------ PROVIDED INFORMATION ------
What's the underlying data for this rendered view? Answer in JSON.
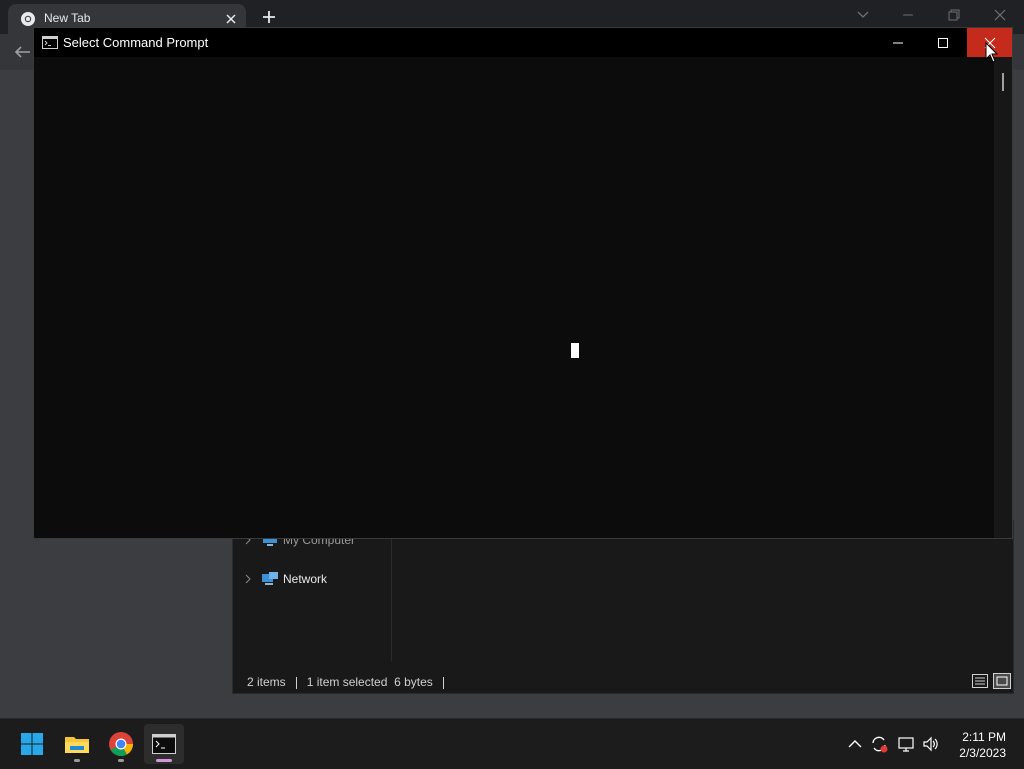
{
  "chrome": {
    "tab_title": "New Tab"
  },
  "cmd": {
    "title": "Select Command Prompt"
  },
  "explorer": {
    "tree": [
      {
        "label": "My Computer"
      },
      {
        "label": "Network"
      }
    ],
    "status": {
      "items": "2 items",
      "selected": "1 item selected",
      "size": "6 bytes"
    }
  },
  "taskbar": {
    "apps": [
      "start-icon",
      "file-explorer-icon",
      "chrome-icon",
      "command-prompt-icon"
    ],
    "time": "2:11 PM",
    "date": "2/3/2023"
  },
  "colors": {
    "close_hover": "#c42b1c",
    "console_bg": "#0c0c0c",
    "active_indicator": "#d597d9"
  }
}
------
> [SET TASK]: Reproduce every line precisely as given, omitting all pictures.

> [SOLUTION FOR THIS EXERCISE]:
What's the underlying data for this rendered view? Answer in JSON.
{
  "chrome": {
    "tab_title": "New Tab"
  },
  "cmd": {
    "title": "Select Command Prompt"
  },
  "explorer": {
    "tree": [
      {
        "label": "My Computer"
      },
      {
        "label": "Network"
      }
    ],
    "status": {
      "items": "2 items",
      "selected": "1 item selected",
      "size": "6 bytes"
    }
  },
  "taskbar": {
    "apps": [
      "start-icon",
      "file-explorer-icon",
      "chrome-icon",
      "command-prompt-icon"
    ],
    "time": "2:11 PM",
    "date": "2/3/2023"
  },
  "colors": {
    "close_hover": "#c42b1c",
    "console_bg": "#0c0c0c",
    "active_indicator": "#d597d9"
  }
}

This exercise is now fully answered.